THE REQUEST - Print the records below exactly as they appear.

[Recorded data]
::::::::::

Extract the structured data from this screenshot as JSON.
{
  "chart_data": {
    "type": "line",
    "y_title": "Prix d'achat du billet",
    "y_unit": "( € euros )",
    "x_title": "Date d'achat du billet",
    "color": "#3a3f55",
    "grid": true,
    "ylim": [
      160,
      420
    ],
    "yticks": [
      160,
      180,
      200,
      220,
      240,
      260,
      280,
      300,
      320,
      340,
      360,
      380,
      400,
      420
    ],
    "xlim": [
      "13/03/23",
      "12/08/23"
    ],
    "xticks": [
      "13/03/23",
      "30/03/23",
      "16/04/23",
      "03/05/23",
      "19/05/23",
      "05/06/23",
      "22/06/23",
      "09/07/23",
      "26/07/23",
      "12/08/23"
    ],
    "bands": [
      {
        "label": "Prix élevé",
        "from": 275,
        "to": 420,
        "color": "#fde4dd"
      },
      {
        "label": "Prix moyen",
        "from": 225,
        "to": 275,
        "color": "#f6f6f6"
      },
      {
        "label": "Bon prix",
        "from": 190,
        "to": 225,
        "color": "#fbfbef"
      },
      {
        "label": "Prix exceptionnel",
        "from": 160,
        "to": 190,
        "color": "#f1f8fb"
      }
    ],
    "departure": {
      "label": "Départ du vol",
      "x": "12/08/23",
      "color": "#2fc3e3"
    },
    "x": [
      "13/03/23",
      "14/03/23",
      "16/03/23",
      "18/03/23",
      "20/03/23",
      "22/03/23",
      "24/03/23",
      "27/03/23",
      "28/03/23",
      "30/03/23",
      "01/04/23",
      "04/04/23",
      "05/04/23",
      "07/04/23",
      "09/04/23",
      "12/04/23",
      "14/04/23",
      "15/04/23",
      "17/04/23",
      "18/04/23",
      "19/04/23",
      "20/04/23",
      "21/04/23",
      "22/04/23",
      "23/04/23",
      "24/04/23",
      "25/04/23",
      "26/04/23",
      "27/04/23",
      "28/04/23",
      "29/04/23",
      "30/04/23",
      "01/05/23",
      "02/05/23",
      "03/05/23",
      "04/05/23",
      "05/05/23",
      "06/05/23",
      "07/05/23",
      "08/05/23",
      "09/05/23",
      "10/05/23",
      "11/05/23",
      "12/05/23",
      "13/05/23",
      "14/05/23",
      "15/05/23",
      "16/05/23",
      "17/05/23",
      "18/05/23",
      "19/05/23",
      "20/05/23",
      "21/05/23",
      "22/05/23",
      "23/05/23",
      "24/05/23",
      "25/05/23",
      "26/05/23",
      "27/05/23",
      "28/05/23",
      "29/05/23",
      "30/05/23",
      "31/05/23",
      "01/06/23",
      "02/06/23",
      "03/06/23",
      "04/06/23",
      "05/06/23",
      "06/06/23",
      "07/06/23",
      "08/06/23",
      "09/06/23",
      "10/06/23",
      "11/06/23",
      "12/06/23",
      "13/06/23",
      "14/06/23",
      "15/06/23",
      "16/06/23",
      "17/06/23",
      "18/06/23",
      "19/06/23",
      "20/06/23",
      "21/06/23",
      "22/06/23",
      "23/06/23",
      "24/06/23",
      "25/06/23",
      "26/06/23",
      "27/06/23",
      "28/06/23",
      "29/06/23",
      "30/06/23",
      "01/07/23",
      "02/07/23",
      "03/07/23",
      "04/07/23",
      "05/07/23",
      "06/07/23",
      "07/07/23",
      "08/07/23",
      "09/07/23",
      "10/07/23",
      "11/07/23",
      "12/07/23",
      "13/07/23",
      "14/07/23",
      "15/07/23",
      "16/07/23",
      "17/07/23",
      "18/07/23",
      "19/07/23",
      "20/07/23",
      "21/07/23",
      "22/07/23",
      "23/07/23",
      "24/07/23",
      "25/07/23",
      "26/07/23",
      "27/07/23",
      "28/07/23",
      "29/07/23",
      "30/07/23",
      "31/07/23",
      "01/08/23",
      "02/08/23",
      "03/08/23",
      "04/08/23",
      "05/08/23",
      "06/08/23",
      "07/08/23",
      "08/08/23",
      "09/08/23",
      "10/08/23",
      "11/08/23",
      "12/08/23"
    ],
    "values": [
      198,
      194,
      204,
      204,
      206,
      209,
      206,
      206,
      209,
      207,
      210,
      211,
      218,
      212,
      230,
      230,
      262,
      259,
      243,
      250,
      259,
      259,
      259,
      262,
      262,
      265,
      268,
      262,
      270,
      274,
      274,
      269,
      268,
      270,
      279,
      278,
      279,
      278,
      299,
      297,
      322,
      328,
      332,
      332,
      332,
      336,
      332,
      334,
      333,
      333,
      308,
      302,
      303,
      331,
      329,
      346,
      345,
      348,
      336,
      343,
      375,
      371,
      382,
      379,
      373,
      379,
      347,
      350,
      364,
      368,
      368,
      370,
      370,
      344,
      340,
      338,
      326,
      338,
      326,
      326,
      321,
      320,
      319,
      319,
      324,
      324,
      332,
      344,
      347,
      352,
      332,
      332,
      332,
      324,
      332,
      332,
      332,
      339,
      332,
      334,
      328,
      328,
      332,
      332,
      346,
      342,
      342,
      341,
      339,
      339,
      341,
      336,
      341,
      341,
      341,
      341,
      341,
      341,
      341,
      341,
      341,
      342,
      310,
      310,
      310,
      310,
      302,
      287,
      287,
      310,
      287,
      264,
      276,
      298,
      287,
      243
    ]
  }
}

::::::::::

ANSWER TO THE TASK -
Extract the structured data from this screenshot as JSON.
{
  "chart_data": {
    "type": "line",
    "y_title": "Prix d'achat du billet",
    "y_unit": "( € euros )",
    "x_title": "Date d'achat du billet",
    "color": "#3a3f55",
    "grid": true,
    "ylim": [
      160,
      420
    ],
    "yticks": [
      160,
      180,
      200,
      220,
      240,
      260,
      280,
      300,
      320,
      340,
      360,
      380,
      400,
      420
    ],
    "xlim": [
      "13/03/23",
      "12/08/23"
    ],
    "xticks": [
      "13/03/23",
      "30/03/23",
      "16/04/23",
      "03/05/23",
      "19/05/23",
      "05/06/23",
      "22/06/23",
      "09/07/23",
      "26/07/23",
      "12/08/23"
    ],
    "bands": [
      {
        "label": "Prix élevé",
        "from": 275,
        "to": 420,
        "color": "#fde4dd"
      },
      {
        "label": "Prix moyen",
        "from": 225,
        "to": 275,
        "color": "#f6f6f6"
      },
      {
        "label": "Bon prix",
        "from": 190,
        "to": 225,
        "color": "#fbfbef"
      },
      {
        "label": "Prix exceptionnel",
        "from": 160,
        "to": 190,
        "color": "#f1f8fb"
      }
    ],
    "departure": {
      "label": "Départ du vol",
      "x": "12/08/23",
      "color": "#2fc3e3"
    },
    "x": [
      "13/03/23",
      "14/03/23",
      "16/03/23",
      "18/03/23",
      "20/03/23",
      "22/03/23",
      "24/03/23",
      "27/03/23",
      "28/03/23",
      "30/03/23",
      "01/04/23",
      "04/04/23",
      "05/04/23",
      "07/04/23",
      "09/04/23",
      "12/04/23",
      "14/04/23",
      "15/04/23",
      "17/04/23",
      "18/04/23",
      "19/04/23",
      "20/04/23",
      "21/04/23",
      "22/04/23",
      "23/04/23",
      "24/04/23",
      "25/04/23",
      "26/04/23",
      "27/04/23",
      "28/04/23",
      "29/04/23",
      "30/04/23",
      "01/05/23",
      "02/05/23",
      "03/05/23",
      "04/05/23",
      "05/05/23",
      "06/05/23",
      "07/05/23",
      "08/05/23",
      "09/05/23",
      "10/05/23",
      "11/05/23",
      "12/05/23",
      "13/05/23",
      "14/05/23",
      "15/05/23",
      "16/05/23",
      "17/05/23",
      "18/05/23",
      "19/05/23",
      "20/05/23",
      "21/05/23",
      "22/05/23",
      "23/05/23",
      "24/05/23",
      "25/05/23",
      "26/05/23",
      "27/05/23",
      "28/05/23",
      "29/05/23",
      "30/05/23",
      "31/05/23",
      "01/06/23",
      "02/06/23",
      "03/06/23",
      "04/06/23",
      "05/06/23",
      "06/06/23",
      "07/06/23",
      "08/06/23",
      "09/06/23",
      "10/06/23",
      "11/06/23",
      "12/06/23",
      "13/06/23",
      "14/06/23",
      "15/06/23",
      "16/06/23",
      "17/06/23",
      "18/06/23",
      "19/06/23",
      "20/06/23",
      "21/06/23",
      "22/06/23",
      "23/06/23",
      "24/06/23",
      "25/06/23",
      "26/06/23",
      "27/06/23",
      "28/06/23",
      "29/06/23",
      "30/06/23",
      "01/07/23",
      "02/07/23",
      "03/07/23",
      "04/07/23",
      "05/07/23",
      "06/07/23",
      "07/07/23",
      "08/07/23",
      "09/07/23",
      "10/07/23",
      "11/07/23",
      "12/07/23",
      "13/07/23",
      "14/07/23",
      "15/07/23",
      "16/07/23",
      "17/07/23",
      "18/07/23",
      "19/07/23",
      "20/07/23",
      "21/07/23",
      "22/07/23",
      "23/07/23",
      "24/07/23",
      "25/07/23",
      "26/07/23",
      "27/07/23",
      "28/07/23",
      "29/07/23",
      "30/07/23",
      "31/07/23",
      "01/08/23",
      "02/08/23",
      "03/08/23",
      "04/08/23",
      "05/08/23",
      "06/08/23",
      "07/08/23",
      "08/08/23",
      "09/08/23",
      "10/08/23",
      "11/08/23",
      "12/08/23"
    ],
    "values": [
      198,
      194,
      204,
      204,
      206,
      209,
      206,
      206,
      209,
      207,
      210,
      211,
      218,
      212,
      230,
      230,
      262,
      259,
      243,
      250,
      259,
      259,
      259,
      262,
      262,
      265,
      268,
      262,
      270,
      274,
      274,
      269,
      268,
      270,
      279,
      278,
      279,
      278,
      299,
      297,
      322,
      328,
      332,
      332,
      332,
      336,
      332,
      334,
      333,
      333,
      308,
      302,
      303,
      331,
      329,
      346,
      345,
      348,
      336,
      343,
      375,
      371,
      382,
      379,
      373,
      379,
      347,
      350,
      364,
      368,
      368,
      370,
      370,
      344,
      340,
      338,
      326,
      338,
      326,
      326,
      321,
      320,
      319,
      319,
      324,
      324,
      332,
      344,
      347,
      352,
      332,
      332,
      332,
      324,
      332,
      332,
      332,
      339,
      332,
      334,
      328,
      328,
      332,
      332,
      346,
      342,
      342,
      341,
      339,
      339,
      341,
      336,
      341,
      341,
      341,
      341,
      341,
      341,
      341,
      341,
      341,
      342,
      310,
      310,
      310,
      310,
      302,
      287,
      287,
      310,
      287,
      264,
      276,
      298,
      287,
      243
    ]
  }
}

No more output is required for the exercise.